§ **Exercise details**: The data must be written out once more, precisely as given.

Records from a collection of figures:
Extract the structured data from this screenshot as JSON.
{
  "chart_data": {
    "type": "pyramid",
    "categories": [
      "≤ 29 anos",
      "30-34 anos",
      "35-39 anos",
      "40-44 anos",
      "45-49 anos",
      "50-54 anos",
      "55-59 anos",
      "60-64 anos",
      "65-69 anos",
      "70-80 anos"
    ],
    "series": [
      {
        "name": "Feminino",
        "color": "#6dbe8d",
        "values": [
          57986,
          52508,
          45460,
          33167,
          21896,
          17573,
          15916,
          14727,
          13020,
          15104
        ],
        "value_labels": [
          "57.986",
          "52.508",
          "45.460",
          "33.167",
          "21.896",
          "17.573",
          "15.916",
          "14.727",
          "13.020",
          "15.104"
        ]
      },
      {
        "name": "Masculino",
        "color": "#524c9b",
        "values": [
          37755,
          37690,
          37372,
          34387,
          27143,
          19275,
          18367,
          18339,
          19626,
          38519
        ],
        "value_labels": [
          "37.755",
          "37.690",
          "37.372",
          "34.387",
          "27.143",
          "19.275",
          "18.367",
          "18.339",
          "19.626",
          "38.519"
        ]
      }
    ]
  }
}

§ **Solution for this exercise**:
Extract the structured data from this screenshot as JSON.
{
  "chart_data": {
    "type": "pyramid",
    "categories": [
      "≤ 29 anos",
      "30-34 anos",
      "35-39 anos",
      "40-44 anos",
      "45-49 anos",
      "50-54 anos",
      "55-59 anos",
      "60-64 anos",
      "65-69 anos",
      "70-80 anos"
    ],
    "series": [
      {
        "name": "Feminino",
        "color": "#6dbe8d",
        "values": [
          57986,
          52508,
          45460,
          33167,
          21896,
          17573,
          15916,
          14727,
          13020,
          15104
        ],
        "value_labels": [
          "57.986",
          "52.508",
          "45.460",
          "33.167",
          "21.896",
          "17.573",
          "15.916",
          "14.727",
          "13.020",
          "15.104"
        ]
      },
      {
        "name": "Masculino",
        "color": "#524c9b",
        "values": [
          37755,
          37690,
          37372,
          34387,
          27143,
          19275,
          18367,
          18339,
          19626,
          38519
        ],
        "value_labels": [
          "37.755",
          "37.690",
          "37.372",
          "34.387",
          "27.143",
          "19.275",
          "18.367",
          "18.339",
          "19.626",
          "38.519"
        ]
      }
    ]
  }
}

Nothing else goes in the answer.